## Aim of the task
Below are records; extract exactly the lines from the one containing "Serialize everything readable" through the last, both included, and keep the pictures out.

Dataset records
***
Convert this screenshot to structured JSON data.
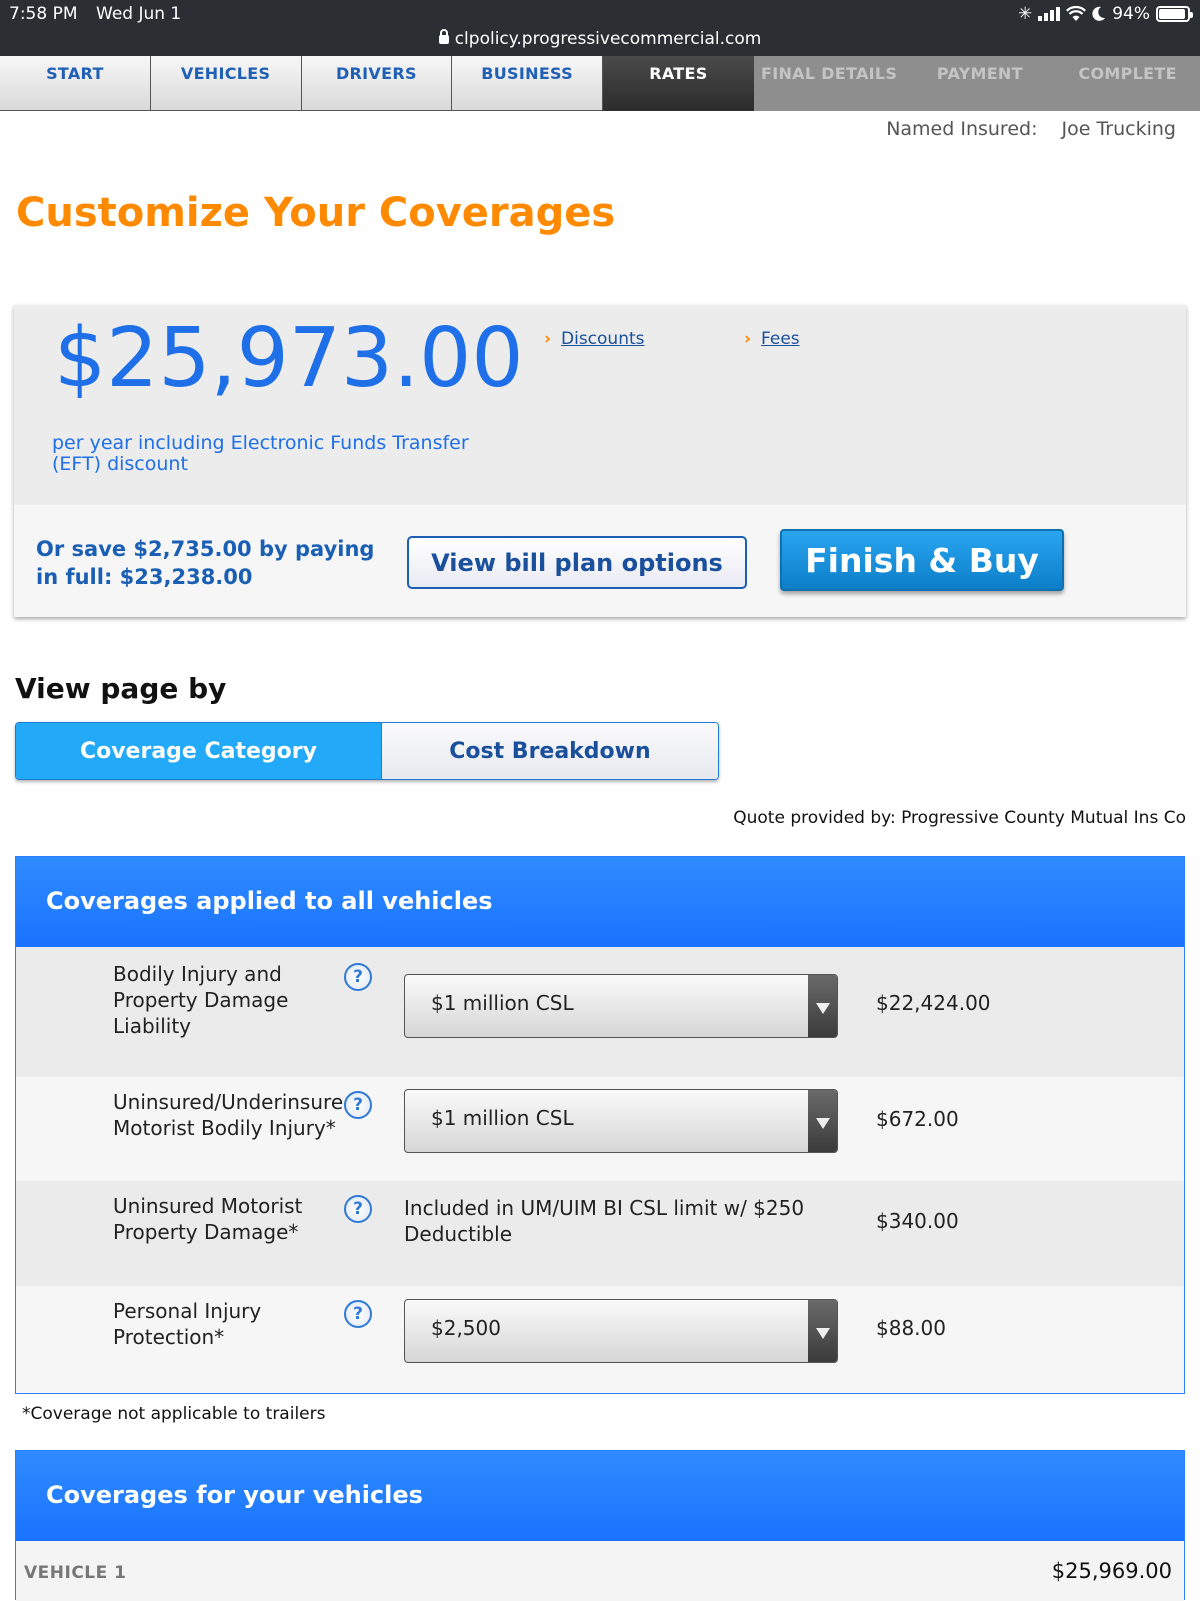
{
  "status_bar": {
    "time": "7:58 PM",
    "date": "Wed Jun 1",
    "battery": "94%",
    "url": "clpolicy.progressivecommercial.com"
  },
  "nav": {
    "tabs": [
      {
        "label": "START",
        "state": "done"
      },
      {
        "label": "VEHICLES",
        "state": "done"
      },
      {
        "label": "DRIVERS",
        "state": "done"
      },
      {
        "label": "BUSINESS",
        "state": "done"
      },
      {
        "label": "RATES",
        "state": "active"
      },
      {
        "label": "FINAL DETAILS",
        "state": "future"
      },
      {
        "label": "PAYMENT",
        "state": "future"
      },
      {
        "label": "COMPLETE",
        "state": "future"
      }
    ]
  },
  "named_insured": {
    "label": "Named Insured:",
    "value": "Joe Trucking"
  },
  "page_title": "Customize Your Coverages",
  "price_card": {
    "price": "$25,973.00",
    "note": "per year including Electronic Funds Transfer (EFT) discount",
    "discounts_link": "Discounts",
    "fees_link": "Fees",
    "save_text": "Or save $2,735.00 by paying in full: $23,238.00",
    "bill_plan_button": "View bill plan options",
    "buy_button": "Finish & Buy"
  },
  "view_by": {
    "heading": "View page by",
    "options": [
      "Coverage Category",
      "Cost Breakdown"
    ],
    "selected": "Coverage Category"
  },
  "quote_provider": "Quote provided by: Progressive County Mutual Ins Co",
  "coverages_all": {
    "heading": "Coverages applied to all vehicles",
    "rows": [
      {
        "label": "Bodily Injury and Property Damage Liability",
        "value": "$1 million CSL",
        "type": "select",
        "amount": "$22,424.00"
      },
      {
        "label": "Uninsured/Underinsured Motorist Bodily Injury*",
        "value": "$1 million CSL",
        "type": "select",
        "amount": "$672.00"
      },
      {
        "label": "Uninsured Motorist Property Damage*",
        "value": "Included in UM/UIM BI CSL limit w/ $250 Deductible",
        "type": "static",
        "amount": "$340.00"
      },
      {
        "label": "Personal Injury Protection*",
        "value": "$2,500",
        "type": "select",
        "amount": "$88.00"
      }
    ],
    "help_glyph": "?"
  },
  "footnote": "*Coverage not applicable to trailers",
  "coverages_vehicles": {
    "heading": "Coverages for your vehicles",
    "vehicle_label": "VEHICLE 1",
    "vehicle_amount": "$25,969.00"
  },
  "colors": {
    "accent_orange": "#ff8a00",
    "price_blue": "#1e6fe8",
    "panel_blue": "#1a73ff",
    "toggle_active": "#22aaf8"
  }
}
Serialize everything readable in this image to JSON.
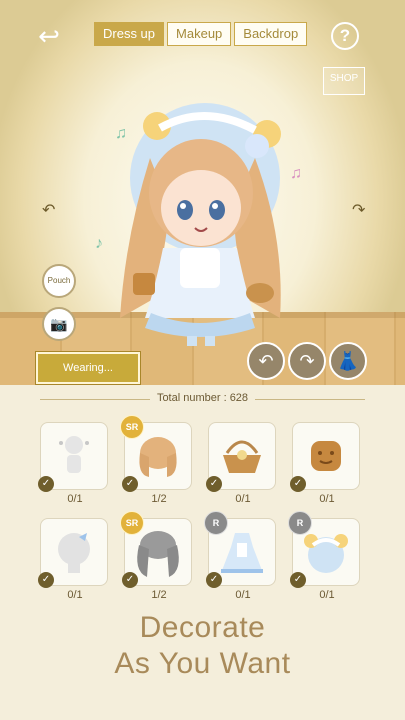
{
  "header": {
    "tabs": [
      {
        "label": "Dress up",
        "active": true
      },
      {
        "label": "Makeup",
        "active": false
      },
      {
        "label": "Backdrop",
        "active": false
      }
    ],
    "help_label": "?",
    "shop_label": "SHOP"
  },
  "stage": {
    "pouch_label": "Pouch",
    "wearing_label": "Wearing..."
  },
  "inventory": {
    "total_label": "Total number : 628",
    "items": [
      {
        "name": "face-item",
        "rarity": "",
        "count": "0/1"
      },
      {
        "name": "hair-item",
        "rarity": "SR",
        "count": "1/2"
      },
      {
        "name": "basket-item",
        "rarity": "",
        "count": "0/1"
      },
      {
        "name": "biscuit-item",
        "rarity": "",
        "count": "0/1"
      },
      {
        "name": "head-item",
        "rarity": "",
        "count": "0/1"
      },
      {
        "name": "hair-gray-item",
        "rarity": "SR",
        "count": "1/2"
      },
      {
        "name": "dress-item",
        "rarity": "R",
        "count": "0/1"
      },
      {
        "name": "headband-item",
        "rarity": "R",
        "count": "0/1"
      }
    ]
  },
  "slogan": {
    "line1": "Decorate",
    "line2": "As You Want"
  },
  "colors": {
    "accent": "#c8aa3a",
    "background": "#f4eedb",
    "text": "#6c5a34"
  }
}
***
## The result
Serialize everything readable in this image to JSON.
{
  "header": {
    "tabs": [
      {
        "label": "Dress up",
        "active": true
      },
      {
        "label": "Makeup",
        "active": false
      },
      {
        "label": "Backdrop",
        "active": false
      }
    ],
    "help_label": "?",
    "shop_label": "SHOP"
  },
  "stage": {
    "pouch_label": "Pouch",
    "wearing_label": "Wearing..."
  },
  "inventory": {
    "total_label": "Total number : 628",
    "items": [
      {
        "name": "face-item",
        "rarity": "",
        "count": "0/1"
      },
      {
        "name": "hair-item",
        "rarity": "SR",
        "count": "1/2"
      },
      {
        "name": "basket-item",
        "rarity": "",
        "count": "0/1"
      },
      {
        "name": "biscuit-item",
        "rarity": "",
        "count": "0/1"
      },
      {
        "name": "head-item",
        "rarity": "",
        "count": "0/1"
      },
      {
        "name": "hair-gray-item",
        "rarity": "SR",
        "count": "1/2"
      },
      {
        "name": "dress-item",
        "rarity": "R",
        "count": "0/1"
      },
      {
        "name": "headband-item",
        "rarity": "R",
        "count": "0/1"
      }
    ]
  },
  "slogan": {
    "line1": "Decorate",
    "line2": "As You Want"
  },
  "colors": {
    "accent": "#c8aa3a",
    "background": "#f4eedb",
    "text": "#6c5a34"
  }
}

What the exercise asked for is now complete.